What needs to be done:
Print the records again, character for character.

Excerpts from a figure dataset:
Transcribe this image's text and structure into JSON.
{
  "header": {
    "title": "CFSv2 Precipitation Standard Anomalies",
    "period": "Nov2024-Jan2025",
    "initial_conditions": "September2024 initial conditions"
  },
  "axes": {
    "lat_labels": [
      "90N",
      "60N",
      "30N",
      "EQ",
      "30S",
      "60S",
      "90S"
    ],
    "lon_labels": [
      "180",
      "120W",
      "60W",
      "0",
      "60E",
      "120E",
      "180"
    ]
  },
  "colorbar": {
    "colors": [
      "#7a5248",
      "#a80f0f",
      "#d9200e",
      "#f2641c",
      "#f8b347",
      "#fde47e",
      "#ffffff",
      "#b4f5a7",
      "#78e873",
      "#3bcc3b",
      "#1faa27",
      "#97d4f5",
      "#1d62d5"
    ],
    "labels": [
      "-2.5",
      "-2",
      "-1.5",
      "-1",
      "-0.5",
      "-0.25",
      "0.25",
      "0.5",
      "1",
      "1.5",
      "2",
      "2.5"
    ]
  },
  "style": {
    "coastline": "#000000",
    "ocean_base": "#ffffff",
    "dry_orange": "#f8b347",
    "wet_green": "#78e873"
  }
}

Answer to this problem:
Transcribe this image's text and structure into JSON.
{
  "header": {
    "title": "CFSv2 Precipitation Standard Anomalies",
    "period": "Nov2024-Jan2025",
    "initial_conditions": "September2024 initial conditions"
  },
  "axes": {
    "lat_labels": [
      "90N",
      "60N",
      "30N",
      "EQ",
      "30S",
      "60S",
      "90S"
    ],
    "lon_labels": [
      "180",
      "120W",
      "60W",
      "0",
      "60E",
      "120E",
      "180"
    ]
  },
  "colorbar": {
    "colors": [
      "#7a5248",
      "#a80f0f",
      "#d9200e",
      "#f2641c",
      "#f8b347",
      "#fde47e",
      "#ffffff",
      "#b4f5a7",
      "#78e873",
      "#3bcc3b",
      "#1faa27",
      "#97d4f5",
      "#1d62d5"
    ],
    "labels": [
      "-2.5",
      "-2",
      "-1.5",
      "-1",
      "-0.5",
      "-0.25",
      "0.25",
      "0.5",
      "1",
      "1.5",
      "2",
      "2.5"
    ]
  },
  "style": {
    "coastline": "#000000",
    "ocean_base": "#ffffff",
    "dry_orange": "#f8b347",
    "wet_green": "#78e873"
  }
}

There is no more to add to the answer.